Entries provided:

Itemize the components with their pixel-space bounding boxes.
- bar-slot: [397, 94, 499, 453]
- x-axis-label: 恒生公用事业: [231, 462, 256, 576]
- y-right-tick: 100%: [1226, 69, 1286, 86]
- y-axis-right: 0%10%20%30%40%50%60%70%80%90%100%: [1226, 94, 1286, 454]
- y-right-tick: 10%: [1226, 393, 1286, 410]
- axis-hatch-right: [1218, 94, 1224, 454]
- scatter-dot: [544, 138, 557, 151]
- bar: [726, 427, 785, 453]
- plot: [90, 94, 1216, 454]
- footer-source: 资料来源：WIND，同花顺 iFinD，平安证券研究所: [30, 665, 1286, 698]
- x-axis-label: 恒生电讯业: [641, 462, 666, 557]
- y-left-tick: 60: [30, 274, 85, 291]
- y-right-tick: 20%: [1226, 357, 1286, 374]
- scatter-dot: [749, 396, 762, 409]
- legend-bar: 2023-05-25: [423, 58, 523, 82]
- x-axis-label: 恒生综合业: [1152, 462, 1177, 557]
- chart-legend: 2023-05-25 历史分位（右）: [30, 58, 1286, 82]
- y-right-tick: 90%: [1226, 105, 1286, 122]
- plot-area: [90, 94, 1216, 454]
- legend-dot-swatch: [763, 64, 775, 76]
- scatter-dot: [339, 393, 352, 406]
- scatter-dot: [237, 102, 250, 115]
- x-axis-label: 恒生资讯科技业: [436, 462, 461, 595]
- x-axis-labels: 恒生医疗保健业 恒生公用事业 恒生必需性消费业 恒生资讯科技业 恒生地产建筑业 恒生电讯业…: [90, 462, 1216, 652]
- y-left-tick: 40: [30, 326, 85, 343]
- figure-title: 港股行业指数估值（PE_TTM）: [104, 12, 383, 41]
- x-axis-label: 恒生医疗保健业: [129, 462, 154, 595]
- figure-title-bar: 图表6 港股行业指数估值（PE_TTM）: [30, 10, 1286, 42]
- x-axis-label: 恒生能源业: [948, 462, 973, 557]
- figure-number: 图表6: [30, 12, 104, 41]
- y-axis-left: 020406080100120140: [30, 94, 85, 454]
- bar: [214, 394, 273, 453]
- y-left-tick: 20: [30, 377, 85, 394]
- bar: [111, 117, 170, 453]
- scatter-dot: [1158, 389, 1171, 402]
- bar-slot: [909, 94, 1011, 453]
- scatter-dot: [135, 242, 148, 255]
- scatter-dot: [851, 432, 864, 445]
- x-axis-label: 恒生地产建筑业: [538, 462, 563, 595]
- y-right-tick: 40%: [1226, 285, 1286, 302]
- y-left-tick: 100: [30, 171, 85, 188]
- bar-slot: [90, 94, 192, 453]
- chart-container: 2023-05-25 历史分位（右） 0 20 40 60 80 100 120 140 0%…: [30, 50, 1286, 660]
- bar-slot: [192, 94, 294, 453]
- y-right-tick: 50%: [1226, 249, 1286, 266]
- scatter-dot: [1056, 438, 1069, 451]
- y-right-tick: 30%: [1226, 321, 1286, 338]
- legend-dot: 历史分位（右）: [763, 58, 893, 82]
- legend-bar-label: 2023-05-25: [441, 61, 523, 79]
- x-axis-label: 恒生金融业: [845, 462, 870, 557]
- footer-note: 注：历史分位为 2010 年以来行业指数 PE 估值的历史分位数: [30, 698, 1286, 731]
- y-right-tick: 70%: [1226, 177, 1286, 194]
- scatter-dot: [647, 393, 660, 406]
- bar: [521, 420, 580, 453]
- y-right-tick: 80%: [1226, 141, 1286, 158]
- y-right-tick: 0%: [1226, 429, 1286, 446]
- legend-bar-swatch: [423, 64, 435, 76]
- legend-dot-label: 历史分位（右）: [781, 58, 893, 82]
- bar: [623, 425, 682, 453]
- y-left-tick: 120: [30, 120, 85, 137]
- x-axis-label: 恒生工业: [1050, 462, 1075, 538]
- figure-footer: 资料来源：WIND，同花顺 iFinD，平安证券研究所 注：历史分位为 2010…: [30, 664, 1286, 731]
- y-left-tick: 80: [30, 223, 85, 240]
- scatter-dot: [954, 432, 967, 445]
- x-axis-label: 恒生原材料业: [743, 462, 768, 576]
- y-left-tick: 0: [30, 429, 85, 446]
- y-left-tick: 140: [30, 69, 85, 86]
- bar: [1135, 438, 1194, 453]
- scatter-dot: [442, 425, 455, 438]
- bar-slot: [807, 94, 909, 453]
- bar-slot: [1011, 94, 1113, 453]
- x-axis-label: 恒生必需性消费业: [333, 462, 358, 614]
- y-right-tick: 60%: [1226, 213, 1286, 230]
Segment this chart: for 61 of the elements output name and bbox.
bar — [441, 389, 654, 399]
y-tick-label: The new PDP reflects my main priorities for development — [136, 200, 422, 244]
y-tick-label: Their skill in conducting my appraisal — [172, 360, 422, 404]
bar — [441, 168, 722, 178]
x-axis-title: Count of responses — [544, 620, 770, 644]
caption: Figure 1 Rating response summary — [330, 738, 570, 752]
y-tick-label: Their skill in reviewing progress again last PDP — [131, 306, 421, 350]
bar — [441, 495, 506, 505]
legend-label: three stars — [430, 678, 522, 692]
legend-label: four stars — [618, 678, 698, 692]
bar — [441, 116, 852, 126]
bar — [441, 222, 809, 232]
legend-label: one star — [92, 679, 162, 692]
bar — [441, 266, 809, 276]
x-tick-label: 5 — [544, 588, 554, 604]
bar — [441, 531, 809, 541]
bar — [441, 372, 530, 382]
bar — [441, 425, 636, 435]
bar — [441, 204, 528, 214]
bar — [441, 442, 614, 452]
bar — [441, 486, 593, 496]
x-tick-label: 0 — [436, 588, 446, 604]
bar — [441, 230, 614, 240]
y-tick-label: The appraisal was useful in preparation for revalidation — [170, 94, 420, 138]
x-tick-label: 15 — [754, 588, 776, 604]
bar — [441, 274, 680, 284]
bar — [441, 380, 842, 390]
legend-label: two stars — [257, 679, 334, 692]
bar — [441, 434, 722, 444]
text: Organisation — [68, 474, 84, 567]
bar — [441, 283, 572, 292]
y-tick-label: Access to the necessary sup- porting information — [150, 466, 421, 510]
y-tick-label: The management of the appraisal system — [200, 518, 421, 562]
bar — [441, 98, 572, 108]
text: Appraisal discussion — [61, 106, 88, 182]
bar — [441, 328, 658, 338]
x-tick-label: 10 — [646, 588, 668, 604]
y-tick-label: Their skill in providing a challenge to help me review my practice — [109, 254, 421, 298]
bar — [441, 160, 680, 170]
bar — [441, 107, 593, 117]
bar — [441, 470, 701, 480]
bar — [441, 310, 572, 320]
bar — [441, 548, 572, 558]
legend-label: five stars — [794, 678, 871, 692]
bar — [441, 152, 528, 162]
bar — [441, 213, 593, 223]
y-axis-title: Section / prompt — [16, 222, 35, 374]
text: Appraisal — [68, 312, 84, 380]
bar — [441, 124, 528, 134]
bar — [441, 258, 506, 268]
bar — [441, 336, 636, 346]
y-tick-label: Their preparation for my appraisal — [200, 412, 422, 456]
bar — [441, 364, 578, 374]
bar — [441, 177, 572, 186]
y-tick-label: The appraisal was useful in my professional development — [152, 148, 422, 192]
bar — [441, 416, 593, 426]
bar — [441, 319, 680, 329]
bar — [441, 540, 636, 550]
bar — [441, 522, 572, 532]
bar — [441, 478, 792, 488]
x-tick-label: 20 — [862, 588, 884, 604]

Directions: Repeat all of the rows above word for word, changing nothing and leaving nothing out.

Result:
Itemize the components with their pixel-space bounding boxes.
- bar-slot: [397, 94, 499, 453]
- x-axis-label: 恒生公用事业: [231, 462, 256, 576]
- y-right-tick: 100%: [1226, 69, 1286, 86]
- y-axis-right: 0%10%20%30%40%50%60%70%80%90%100%: [1226, 94, 1286, 454]
- y-right-tick: 10%: [1226, 393, 1286, 410]
- axis-hatch-right: [1218, 94, 1224, 454]
- scatter-dot: [544, 138, 557, 151]
- bar: [726, 427, 785, 453]
- plot: [90, 94, 1216, 454]
- footer-source: 资料来源：WIND，同花顺 iFinD，平安证券研究所: [30, 665, 1286, 698]
- x-axis-label: 恒生电讯业: [641, 462, 666, 557]
- y-left-tick: 60: [30, 274, 85, 291]
- y-right-tick: 20%: [1226, 357, 1286, 374]
- scatter-dot: [749, 396, 762, 409]
- legend-bar: 2023-05-25: [423, 58, 523, 82]
- x-axis-label: 恒生综合业: [1152, 462, 1177, 557]
- chart-legend: 2023-05-25 历史分位（右）: [30, 58, 1286, 82]
- y-right-tick: 90%: [1226, 105, 1286, 122]
- plot-area: [90, 94, 1216, 454]
- legend-dot-swatch: [763, 64, 775, 76]
- scatter-dot: [339, 393, 352, 406]
- scatter-dot: [237, 102, 250, 115]
- x-axis-label: 恒生资讯科技业: [436, 462, 461, 595]
- x-axis-labels: 恒生医疗保健业 恒生公用事业 恒生必需性消费业 恒生资讯科技业 恒生地产建筑业 恒生电讯业…: [90, 462, 1216, 652]
- y-left-tick: 40: [30, 326, 85, 343]
- figure-title: 港股行业指数估值（PE_TTM）: [104, 12, 383, 41]
- x-axis-label: 恒生医疗保健业: [129, 462, 154, 595]
- figure-title-bar: 图表6 港股行业指数估值（PE_TTM）: [30, 10, 1286, 42]
- x-axis-label: 恒生能源业: [948, 462, 973, 557]
- figure-number: 图表6: [30, 12, 104, 41]
- y-axis-left: 020406080100120140: [30, 94, 85, 454]
- bar: [214, 394, 273, 453]
- y-left-tick: 20: [30, 377, 85, 394]
- bar: [111, 117, 170, 453]
- scatter-dot: [1158, 389, 1171, 402]
- bar-slot: [909, 94, 1011, 453]
- scatter-dot: [135, 242, 148, 255]
- scatter-dot: [851, 432, 864, 445]
- x-axis-label: 恒生地产建筑业: [538, 462, 563, 595]
- y-right-tick: 40%: [1226, 285, 1286, 302]
- y-left-tick: 100: [30, 171, 85, 188]
- bar-slot: [90, 94, 192, 453]
- chart-container: 2023-05-25 历史分位（右） 0 20 40 60 80 100 120 140 0%…: [30, 50, 1286, 660]
- bar-slot: [192, 94, 294, 453]
- y-right-tick: 50%: [1226, 249, 1286, 266]
- scatter-dot: [1056, 438, 1069, 451]
- y-right-tick: 30%: [1226, 321, 1286, 338]
- legend-dot: 历史分位（右）: [763, 58, 893, 82]
- legend-bar-label: 2023-05-25: [441, 61, 523, 79]
- x-axis-label: 恒生金融业: [845, 462, 870, 557]
- footer-note: 注：历史分位为 2010 年以来行业指数 PE 估值的历史分位数: [30, 698, 1286, 731]
- y-right-tick: 70%: [1226, 177, 1286, 194]
- scatter-dot: [647, 393, 660, 406]
- bar: [521, 420, 580, 453]
- y-right-tick: 80%: [1226, 141, 1286, 158]
- y-right-tick: 0%: [1226, 429, 1286, 446]
- legend-bar-swatch: [423, 64, 435, 76]
- legend-dot-label: 历史分位（右）: [781, 58, 893, 82]
- bar: [623, 425, 682, 453]
- y-left-tick: 120: [30, 120, 85, 137]
- x-axis-label: 恒生工业: [1050, 462, 1075, 538]
- figure-footer: 资料来源：WIND，同花顺 iFinD，平安证券研究所 注：历史分位为 2010…: [30, 664, 1286, 731]
- y-left-tick: 80: [30, 223, 85, 240]
- scatter-dot: [954, 432, 967, 445]
- x-axis-label: 恒生原材料业: [743, 462, 768, 576]
- y-left-tick: 0: [30, 429, 85, 446]
- y-left-tick: 140: [30, 69, 85, 86]
- bar: [1135, 438, 1194, 453]
- scatter-dot: [442, 425, 455, 438]
- bar-slot: [807, 94, 909, 453]
- bar-slot: [1011, 94, 1113, 453]
- x-axis-label: 恒生必需性消费业: [333, 462, 358, 614]
- y-right-tick: 60%: [1226, 213, 1286, 230]
Segment this chart: for 61 of the elements output name and bbox.
bar — [441, 389, 654, 399]
y-tick-label: The new PDP reflects my main priorities for development — [136, 200, 422, 244]
y-tick-label: Their skill in conducting my appraisal — [172, 360, 422, 404]
bar — [441, 168, 722, 178]
x-axis-title: Count of responses — [544, 620, 770, 644]
caption: Figure 1 Rating response summary — [330, 738, 570, 752]
y-tick-label: Their skill in reviewing progress again last PDP — [131, 306, 421, 350]
bar — [441, 495, 506, 505]
legend-label: three stars — [430, 678, 522, 692]
legend-label: four stars — [618, 678, 698, 692]
bar — [441, 116, 852, 126]
bar — [441, 222, 809, 232]
legend-label: one star — [92, 679, 162, 692]
bar — [441, 266, 809, 276]
x-tick-label: 5 — [544, 588, 554, 604]
bar — [441, 531, 809, 541]
bar — [441, 372, 530, 382]
bar — [441, 425, 636, 435]
bar — [441, 204, 528, 214]
bar — [441, 442, 614, 452]
bar — [441, 486, 593, 496]
x-tick-label: 0 — [436, 588, 446, 604]
bar — [441, 230, 614, 240]
y-tick-label: The appraisal was useful in preparation for revalidation — [170, 94, 420, 138]
x-tick-label: 15 — [754, 588, 776, 604]
bar — [441, 274, 680, 284]
bar — [441, 380, 842, 390]
legend-label: two stars — [257, 679, 334, 692]
bar — [441, 434, 722, 444]
text: Organisation — [68, 474, 84, 567]
bar — [441, 283, 572, 292]
y-tick-label: Access to the necessary sup- porting information — [150, 466, 421, 510]
y-tick-label: The management of the appraisal system — [200, 518, 421, 562]
bar — [441, 98, 572, 108]
text: Appraisal discussion — [61, 106, 88, 182]
bar — [441, 328, 658, 338]
x-tick-label: 10 — [646, 588, 668, 604]
y-tick-label: Their skill in providing a challenge to help me review my practice — [109, 254, 421, 298]
bar — [441, 160, 680, 170]
bar — [441, 107, 593, 117]
bar — [441, 470, 701, 480]
bar — [441, 310, 572, 320]
bar — [441, 548, 572, 558]
legend-label: five stars — [794, 678, 871, 692]
bar — [441, 152, 528, 162]
bar — [441, 213, 593, 223]
y-axis-title: Section / prompt — [16, 222, 35, 374]
text: Appraisal — [68, 312, 84, 380]
bar — [441, 124, 528, 134]
bar — [441, 258, 506, 268]
bar — [441, 336, 636, 346]
y-tick-label: Their preparation for my appraisal — [200, 412, 422, 456]
bar — [441, 364, 578, 374]
bar — [441, 177, 572, 186]
y-tick-label: The appraisal was useful in my professional development — [152, 148, 422, 192]
bar — [441, 416, 593, 426]
bar — [441, 319, 680, 329]
bar — [441, 540, 636, 550]
bar — [441, 522, 572, 532]
bar — [441, 478, 792, 488]
x-tick-label: 20 — [862, 588, 884, 604]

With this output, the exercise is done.